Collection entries

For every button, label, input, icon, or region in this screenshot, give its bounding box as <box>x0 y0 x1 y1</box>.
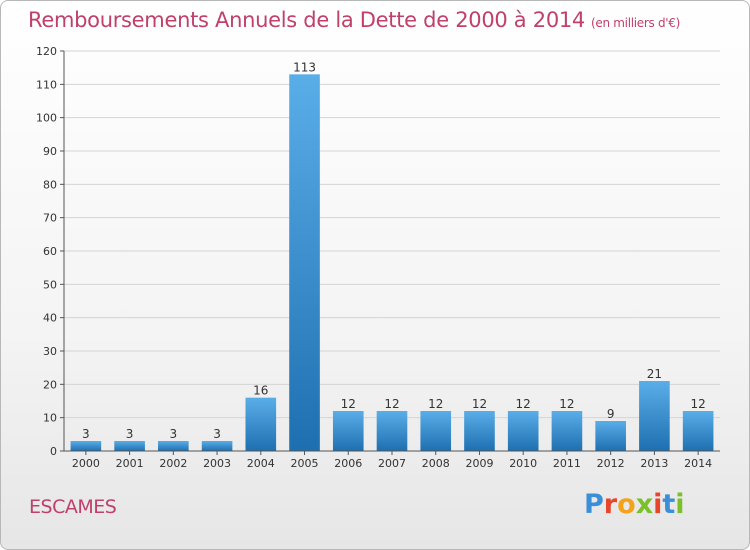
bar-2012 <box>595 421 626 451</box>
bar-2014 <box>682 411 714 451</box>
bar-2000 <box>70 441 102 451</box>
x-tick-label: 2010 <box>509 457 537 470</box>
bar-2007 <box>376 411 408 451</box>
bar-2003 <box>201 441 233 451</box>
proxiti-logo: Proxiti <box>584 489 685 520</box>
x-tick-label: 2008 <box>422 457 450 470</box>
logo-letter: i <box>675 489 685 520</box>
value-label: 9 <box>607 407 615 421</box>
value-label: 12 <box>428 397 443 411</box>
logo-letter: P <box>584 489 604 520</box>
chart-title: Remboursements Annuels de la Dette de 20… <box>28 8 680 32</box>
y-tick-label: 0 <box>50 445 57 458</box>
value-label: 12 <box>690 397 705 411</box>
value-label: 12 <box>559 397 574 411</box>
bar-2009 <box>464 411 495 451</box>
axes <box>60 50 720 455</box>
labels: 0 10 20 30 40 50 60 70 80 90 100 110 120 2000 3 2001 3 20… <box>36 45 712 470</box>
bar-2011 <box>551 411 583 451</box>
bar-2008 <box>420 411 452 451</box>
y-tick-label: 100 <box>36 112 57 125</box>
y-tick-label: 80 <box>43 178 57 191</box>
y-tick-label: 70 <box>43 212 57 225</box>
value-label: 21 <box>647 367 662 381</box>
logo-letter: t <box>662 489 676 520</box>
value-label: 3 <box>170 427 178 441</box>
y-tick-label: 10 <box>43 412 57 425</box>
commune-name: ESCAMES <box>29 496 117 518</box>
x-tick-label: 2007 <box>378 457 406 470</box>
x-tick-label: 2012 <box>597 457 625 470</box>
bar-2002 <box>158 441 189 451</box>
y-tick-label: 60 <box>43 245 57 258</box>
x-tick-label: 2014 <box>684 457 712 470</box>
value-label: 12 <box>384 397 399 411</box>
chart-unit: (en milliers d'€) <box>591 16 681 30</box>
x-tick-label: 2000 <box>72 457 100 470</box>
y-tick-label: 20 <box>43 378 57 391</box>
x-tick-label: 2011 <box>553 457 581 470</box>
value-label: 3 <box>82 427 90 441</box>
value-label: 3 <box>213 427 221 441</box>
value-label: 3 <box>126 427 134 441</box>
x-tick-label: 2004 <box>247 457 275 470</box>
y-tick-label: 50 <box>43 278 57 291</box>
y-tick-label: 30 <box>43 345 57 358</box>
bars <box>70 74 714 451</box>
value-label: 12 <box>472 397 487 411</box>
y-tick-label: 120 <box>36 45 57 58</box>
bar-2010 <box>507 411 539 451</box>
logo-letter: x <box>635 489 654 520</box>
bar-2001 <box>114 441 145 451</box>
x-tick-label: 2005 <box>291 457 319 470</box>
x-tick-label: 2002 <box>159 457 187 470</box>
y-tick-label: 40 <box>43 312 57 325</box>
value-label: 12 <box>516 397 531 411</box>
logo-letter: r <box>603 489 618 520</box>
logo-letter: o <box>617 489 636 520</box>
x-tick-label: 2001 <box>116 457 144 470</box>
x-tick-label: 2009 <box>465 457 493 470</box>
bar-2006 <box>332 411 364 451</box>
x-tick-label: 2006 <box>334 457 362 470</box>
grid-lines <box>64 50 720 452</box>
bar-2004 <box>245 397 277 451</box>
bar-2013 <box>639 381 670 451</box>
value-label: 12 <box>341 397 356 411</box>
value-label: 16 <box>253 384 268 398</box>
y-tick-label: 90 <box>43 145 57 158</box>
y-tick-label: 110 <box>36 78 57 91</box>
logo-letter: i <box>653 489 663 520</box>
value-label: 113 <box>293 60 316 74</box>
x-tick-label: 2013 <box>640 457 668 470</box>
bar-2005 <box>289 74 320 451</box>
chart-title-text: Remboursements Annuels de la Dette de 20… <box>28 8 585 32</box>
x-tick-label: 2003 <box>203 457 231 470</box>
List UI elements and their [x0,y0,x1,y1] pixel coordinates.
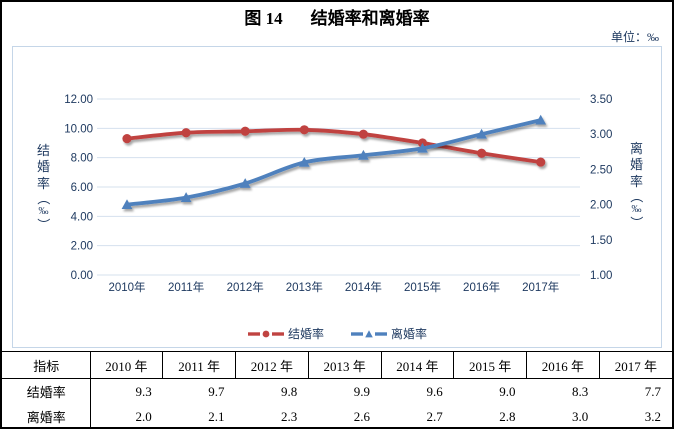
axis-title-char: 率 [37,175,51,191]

**THE PROBLEM**
Copy the lines of the listing above, from the line containing "bar-2012 <box>595 421 626 451</box>" through the line containing "logo-letter: P <box>584 489 604 520</box>", inclusive, reproducing each one without changes.

**EXERCISE OUTPUT**
bar-2012 <box>595 421 626 451</box>
bar-2014 <box>682 411 714 451</box>
bar-2000 <box>70 441 102 451</box>
x-tick-label: 2010 <box>509 457 537 470</box>
bar-2007 <box>376 411 408 451</box>
bar-2003 <box>201 441 233 451</box>
proxiti-logo: Proxiti <box>584 489 685 520</box>
x-tick-label: 2008 <box>422 457 450 470</box>
logo-letter: i <box>675 489 685 520</box>
value-label: 9 <box>607 407 615 421</box>
value-label: 12 <box>428 397 443 411</box>
logo-letter: P <box>584 489 604 520</box>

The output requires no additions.